Find the line with "Convert this screenshot", then retype it and each later line through the last, exactly. Leave out pictures.

··· EXERCISE DATA ···

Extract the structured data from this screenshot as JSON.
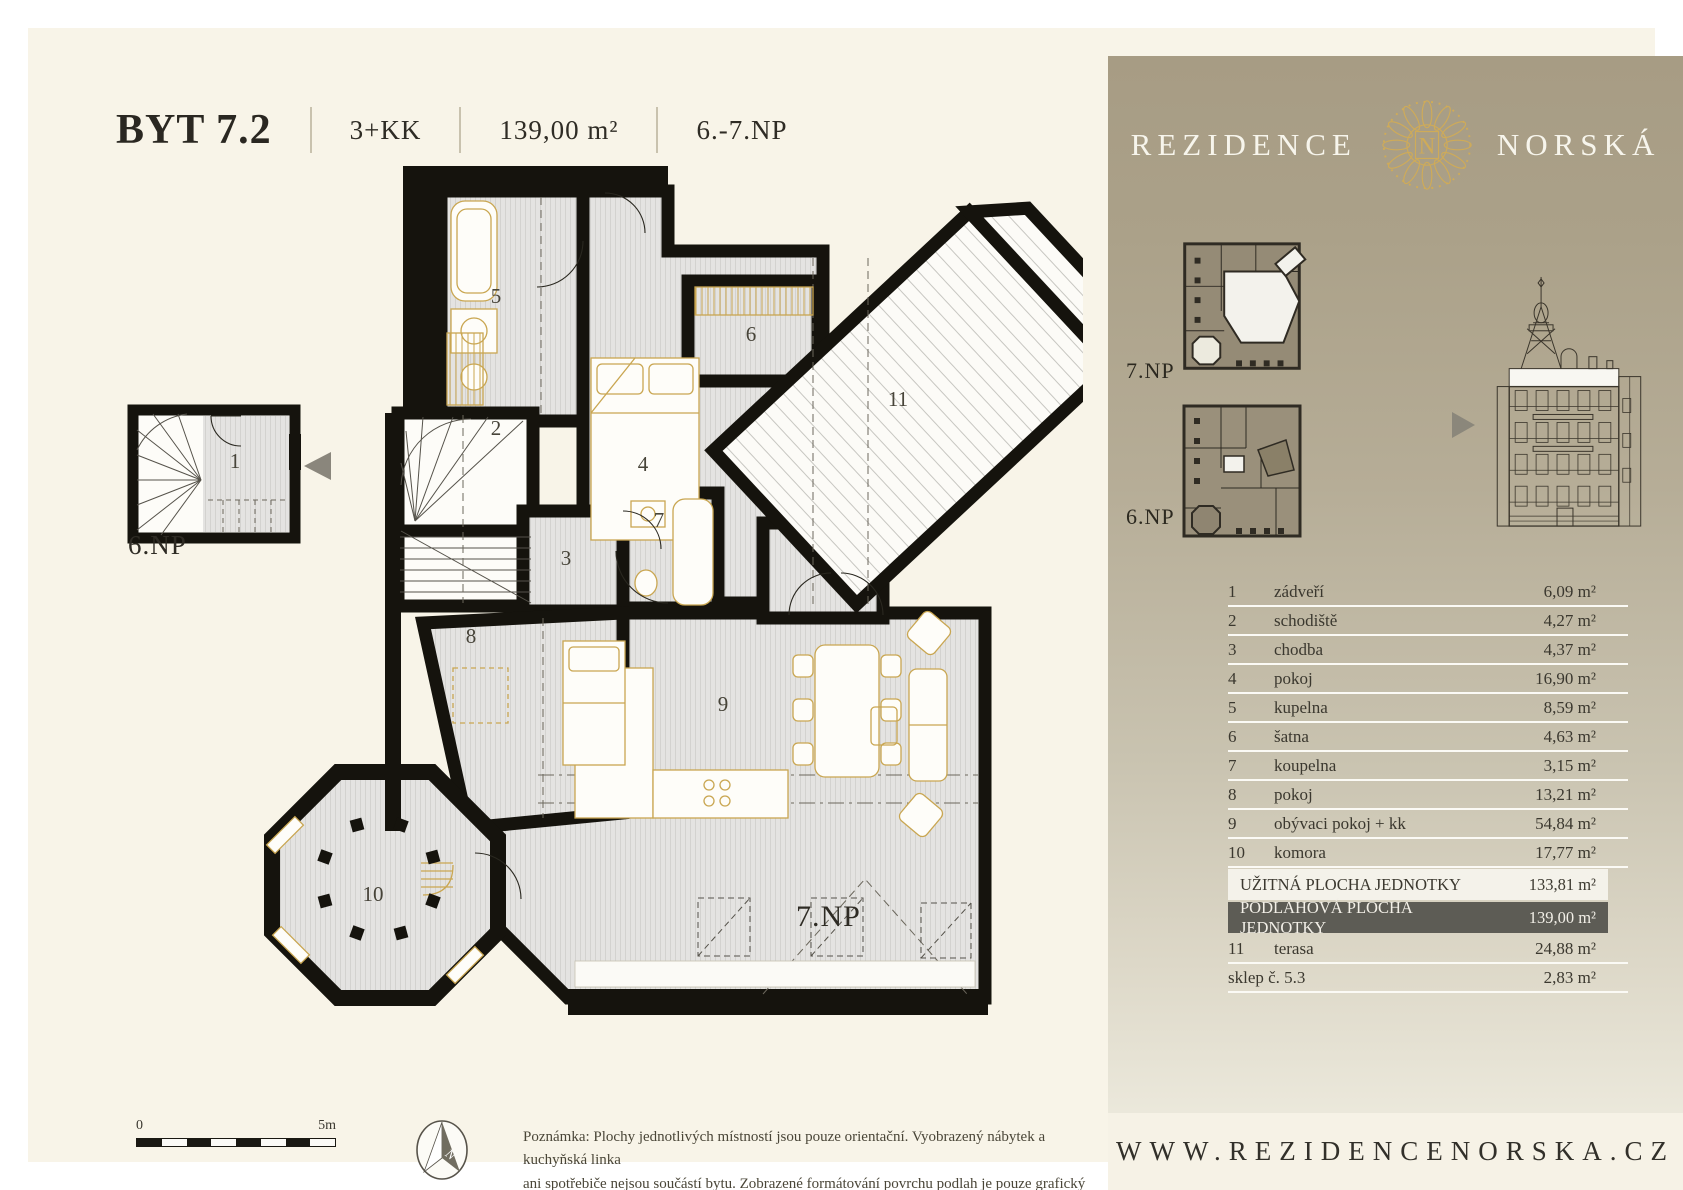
{
  "header": {
    "unit_label": "BYT 7.2",
    "disposition": "3+KK",
    "area": "139,00 m²",
    "floors": "6.-7.NP"
  },
  "floor_plan": {
    "main_floor_label": "7.NP",
    "small_plan_floor_label": "6.NP",
    "room_labels": {
      "r1": "1",
      "r2": "2",
      "r3": "3",
      "r4": "4",
      "r5": "5",
      "r6": "6",
      "r7": "7",
      "r8": "8",
      "r9": "9",
      "r10": "10",
      "r11": "11"
    }
  },
  "scale_bar": {
    "start_label": "0",
    "end_label": "5m"
  },
  "compass": {
    "north_letter": "N"
  },
  "note": {
    "line1": "Poznámka: Plochy jednotlivých místností jsou pouze orientační. Vyobrazený nábytek a kuchyňská linka",
    "line2": "ani spotřebiče nejsou součástí bytu. Zobrazené formátování povrchu podlah je pouze grafický symbol."
  },
  "sidebar": {
    "brand": {
      "left": "REZIDENCE",
      "right": "NORSKÁ",
      "monogram": "N"
    },
    "mini_plans": {
      "upper_label": "7.NP",
      "lower_label": "6.NP"
    },
    "rooms": [
      {
        "num": "1",
        "name": "zádveří",
        "area": "6,09 m²"
      },
      {
        "num": "2",
        "name": "schodiště",
        "area": "4,27 m²"
      },
      {
        "num": "3",
        "name": "chodba",
        "area": "4,37 m²"
      },
      {
        "num": "4",
        "name": "pokoj",
        "area": "16,90 m²"
      },
      {
        "num": "5",
        "name": "kupelna",
        "area": "8,59 m²"
      },
      {
        "num": "6",
        "name": "šatna",
        "area": "4,63 m²"
      },
      {
        "num": "7",
        "name": "koupelna",
        "area": "3,15 m²"
      },
      {
        "num": "8",
        "name": "pokoj",
        "area": "13,21 m²"
      },
      {
        "num": "9",
        "name": "obývaci pokoj + kk",
        "area": "54,84 m²"
      },
      {
        "num": "10",
        "name": "komora",
        "area": "17,77 m²"
      }
    ],
    "summary": {
      "usable": {
        "label": "UŽITNÁ PLOCHA JEDNOTKY",
        "area": "133,81 m²"
      },
      "floor": {
        "label": "PODLAHOVÁ PLOCHA JEDNOTKY",
        "area": "139,00 m²"
      }
    },
    "extra_rooms": [
      {
        "num": "11",
        "name": "terasa",
        "area": "24,88 m²"
      },
      {
        "num": "",
        "name": "sklep č. 5.3",
        "area": "2,83 m²"
      }
    ],
    "website": "WWW.REZIDENCENORSKA.CZ"
  },
  "colors": {
    "page_background": "#f8f4e8",
    "sidebar_top": "#a79c84",
    "sidebar_bottom": "#eeebdf",
    "brand_gold": "#c9a651",
    "wall_black": "#15130d",
    "dark_row": "#5d5c55",
    "light_row": "#f4f2ea"
  }
}
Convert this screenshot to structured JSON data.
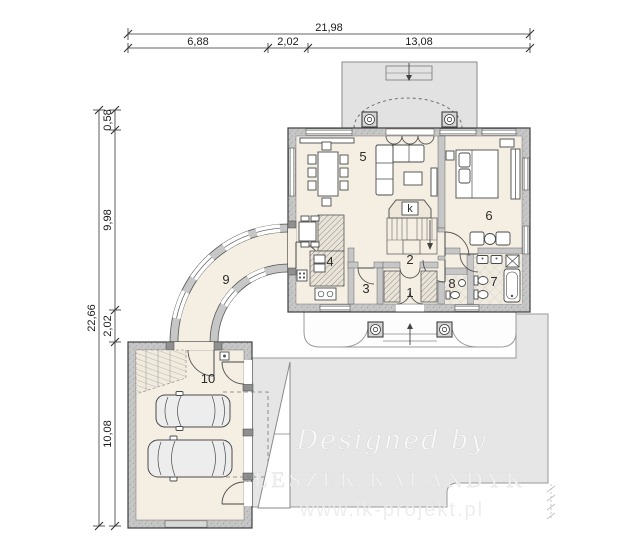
{
  "plan": {
    "dims_top": {
      "total": "21,98",
      "seg1": "6,88",
      "seg2": "2,02",
      "seg3": "13,08"
    },
    "dims_left": {
      "total": "22,66",
      "seg1": "0,58",
      "seg2": "9,98",
      "seg3": "2,02",
      "seg4": "10,08"
    },
    "rooms": {
      "r1": "1",
      "r2": "2",
      "r3": "3",
      "r4": "4",
      "r5": "5",
      "r6": "6",
      "r7": "7",
      "r8": "8",
      "r9": "9",
      "r10": "10",
      "fireplace": "k"
    },
    "watermark": {
      "script": "Designed by",
      "name": "LESZEK KALANDYK",
      "url": "www.lk-projekt.pl"
    },
    "colors": {
      "floor": "#f5efe3",
      "wall_fill": "#c7c7c7",
      "paving": "#e6e6e6",
      "line": "#3f3f3f"
    }
  }
}
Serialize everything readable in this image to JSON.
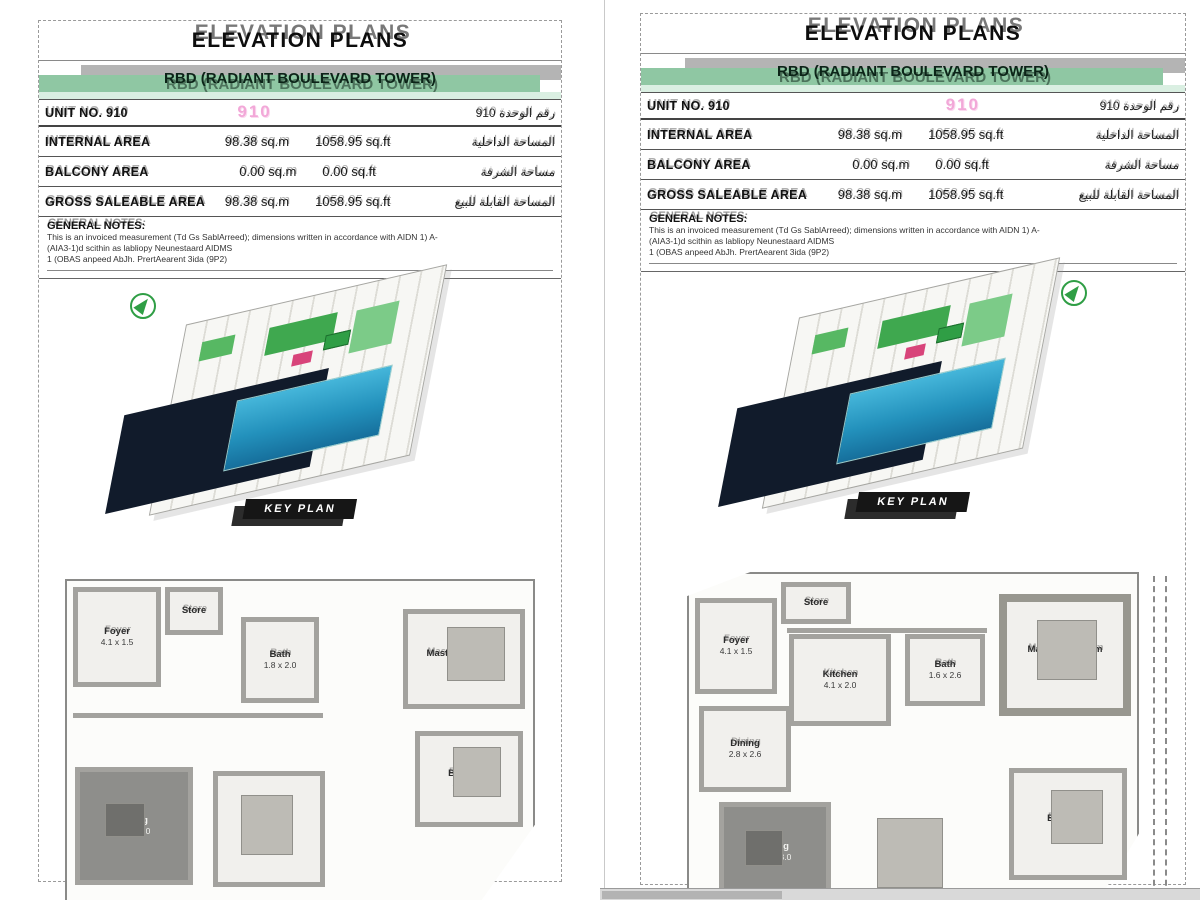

···

**WRITTEN RESPONSE:**
Convert this screenshot to structured JSON data.
{
  "plan": {
    "dims_top": {
      "total": "21,98",
      "seg1": "6,88",
      "seg2": "2,02",
      "seg3": "13,08"
    },
    "dims_left": {
      "total": "22,66",
      "seg1": "0,58",
      "seg2": "9,98",
      "seg3": "2,02",
      "seg4": "10,08"
    },
    "rooms": {
      "r1": "1",
      "r2": "2",
      "r3": "3",
      "r4": "4",
      "r5": "5",
      "r6": "6",
      "r7": "7",
      "r8": "8",
      "r9": "9",
      "r10": "10",
      "fireplace": "k"
    },
    "watermark": {
      "script": "Designed by",
      "name": "LESZEK KALANDYK",
      "url": "www.lk-projekt.pl"
    },
    "colors": {
      "floor": "#f5efe3",
      "wall_fill": "#c7c7c7",
      "paving": "#e6e6e6",
      "line": "#3f3f3f"
    }
  }
}
Serialize everything readable in this image to JSON.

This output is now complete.